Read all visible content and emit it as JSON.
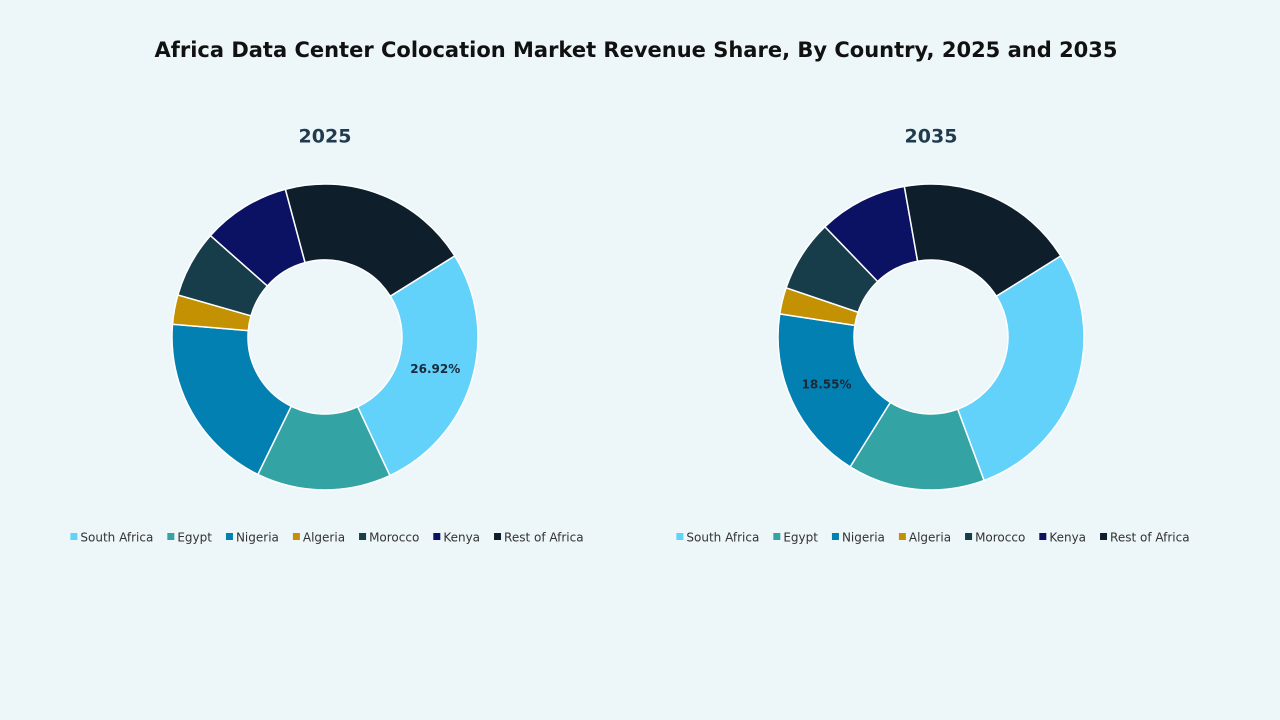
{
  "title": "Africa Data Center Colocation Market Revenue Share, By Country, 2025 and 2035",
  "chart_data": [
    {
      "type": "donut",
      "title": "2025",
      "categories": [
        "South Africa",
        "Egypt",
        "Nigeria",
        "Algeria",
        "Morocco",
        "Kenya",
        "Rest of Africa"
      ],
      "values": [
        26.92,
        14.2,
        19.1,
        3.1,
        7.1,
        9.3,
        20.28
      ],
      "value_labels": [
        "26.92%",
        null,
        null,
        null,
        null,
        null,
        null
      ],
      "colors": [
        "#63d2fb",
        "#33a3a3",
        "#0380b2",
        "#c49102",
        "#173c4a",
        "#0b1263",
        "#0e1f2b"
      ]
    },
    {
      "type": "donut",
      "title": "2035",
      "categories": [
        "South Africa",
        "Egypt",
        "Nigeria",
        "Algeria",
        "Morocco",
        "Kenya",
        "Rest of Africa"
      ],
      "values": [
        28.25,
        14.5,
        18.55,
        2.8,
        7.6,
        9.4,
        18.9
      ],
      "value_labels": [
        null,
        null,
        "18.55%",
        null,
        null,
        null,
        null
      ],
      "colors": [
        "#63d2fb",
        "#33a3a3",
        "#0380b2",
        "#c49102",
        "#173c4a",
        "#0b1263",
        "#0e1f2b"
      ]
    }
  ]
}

════════════════

* _DIRECTION_: Transcribe all the lines above exactly, apart from the pictures.

* _CORRECT RESULT_:
Read all visible content and emit it as JSON.
{
  "title": "Africa Data Center Colocation Market Revenue Share, By Country, 2025 and 2035",
  "chart_data": [
    {
      "type": "donut",
      "title": "2025",
      "categories": [
        "South Africa",
        "Egypt",
        "Nigeria",
        "Algeria",
        "Morocco",
        "Kenya",
        "Rest of Africa"
      ],
      "values": [
        26.92,
        14.2,
        19.1,
        3.1,
        7.1,
        9.3,
        20.28
      ],
      "value_labels": [
        "26.92%",
        null,
        null,
        null,
        null,
        null,
        null
      ],
      "colors": [
        "#63d2fb",
        "#33a3a3",
        "#0380b2",
        "#c49102",
        "#173c4a",
        "#0b1263",
        "#0e1f2b"
      ]
    },
    {
      "type": "donut",
      "title": "2035",
      "categories": [
        "South Africa",
        "Egypt",
        "Nigeria",
        "Algeria",
        "Morocco",
        "Kenya",
        "Rest of Africa"
      ],
      "values": [
        28.25,
        14.5,
        18.55,
        2.8,
        7.6,
        9.4,
        18.9
      ],
      "value_labels": [
        null,
        null,
        "18.55%",
        null,
        null,
        null,
        null
      ],
      "colors": [
        "#63d2fb",
        "#33a3a3",
        "#0380b2",
        "#c49102",
        "#173c4a",
        "#0b1263",
        "#0e1f2b"
      ]
    }
  ]
}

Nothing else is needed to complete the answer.